Challenge: Output an exact reproduction of the data.

— Begin —

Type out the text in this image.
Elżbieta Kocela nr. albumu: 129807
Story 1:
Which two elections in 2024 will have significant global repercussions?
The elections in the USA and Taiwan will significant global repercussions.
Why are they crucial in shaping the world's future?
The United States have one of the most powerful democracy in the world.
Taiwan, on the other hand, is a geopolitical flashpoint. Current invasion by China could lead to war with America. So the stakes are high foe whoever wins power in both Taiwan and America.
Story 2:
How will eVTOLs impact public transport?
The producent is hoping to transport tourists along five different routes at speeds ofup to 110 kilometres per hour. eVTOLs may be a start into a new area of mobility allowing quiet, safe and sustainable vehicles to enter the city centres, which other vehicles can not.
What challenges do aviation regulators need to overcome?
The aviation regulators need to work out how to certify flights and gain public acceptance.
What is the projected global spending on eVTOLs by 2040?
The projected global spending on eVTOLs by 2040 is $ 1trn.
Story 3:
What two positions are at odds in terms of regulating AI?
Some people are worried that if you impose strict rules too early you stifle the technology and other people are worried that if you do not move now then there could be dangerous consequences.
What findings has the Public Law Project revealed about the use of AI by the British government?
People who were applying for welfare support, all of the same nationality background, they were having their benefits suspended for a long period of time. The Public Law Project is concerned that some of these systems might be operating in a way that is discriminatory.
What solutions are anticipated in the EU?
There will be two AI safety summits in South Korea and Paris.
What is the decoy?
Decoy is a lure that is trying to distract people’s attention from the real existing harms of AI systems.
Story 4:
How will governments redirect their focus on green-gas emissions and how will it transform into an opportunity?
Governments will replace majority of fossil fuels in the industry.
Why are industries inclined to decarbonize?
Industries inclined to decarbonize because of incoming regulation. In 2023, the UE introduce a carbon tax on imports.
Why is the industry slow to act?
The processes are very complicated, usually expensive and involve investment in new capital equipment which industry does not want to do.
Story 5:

— End —

Solution for this problem:
Type out the text in this image.
Elżbieta Kocela nr. albumu: 129807
Story 1:
Which two elections in 2024 will have significant global repercussions?
The elections in the USA and Taiwan will significant global repercussions.
Why are they crucial in shaping the world's future?
The United States have one of the most powerful democracy in the world.
Taiwan, on the other hand, is a geopolitical flashpoint. Current invasion by China could lead to war with America. So the stakes are high foe whoever wins power in both Taiwan and America.
Story 2:
How will eVTOLs impact public transport?
The producent is hoping to transport tourists along five different routes at speeds ofup to 110 kilometres per hour. eVTOLs may be a start into a new area of mobility allowing quiet, safe and sustainable vehicles to enter the city centres, which other vehicles can not.
What challenges do aviation regulators need to overcome?
The aviation regulators need to work out how to certify flights and gain public acceptance.
What is the projected global spending on eVTOLs by 2040?
The projected global spending on eVTOLs by 2040 is $ 1trn.
Story 3:
What two positions are at odds in terms of regulating AI?
Some people are worried that if you impose strict rules too early you stifle the technology and other people are worried that if you do not move now then there could be dangerous consequences.
What findings has the Public Law Project revealed about the use of AI by the British government?
People who were applying for welfare support, all of the same nationality background, they were having their benefits suspended for a long period of time. The Public Law Project is concerned that some of these systems might be operating in a way that is discriminatory.
What solutions are anticipated in the EU?
There will be two AI safety summits in South Korea and Paris.
What is the decoy?
Decoy is a lure that is trying to distract people’s attention from the real existing harms of AI systems.
Story 4:
How will governments redirect their focus on green-gas emissions and how will it transform into an opportunity?
Governments will replace majority of fossil fuels in the industry.
Why are industries inclined to decarbonize?
Industries inclined to decarbonize because of incoming regulation. In 2023, the UE introduce a carbon tax on imports.
Why is the industry slow to act?
The processes are very complicated, usually expensive and involve investment in new capital equipment which industry does not want to do.
Story 5:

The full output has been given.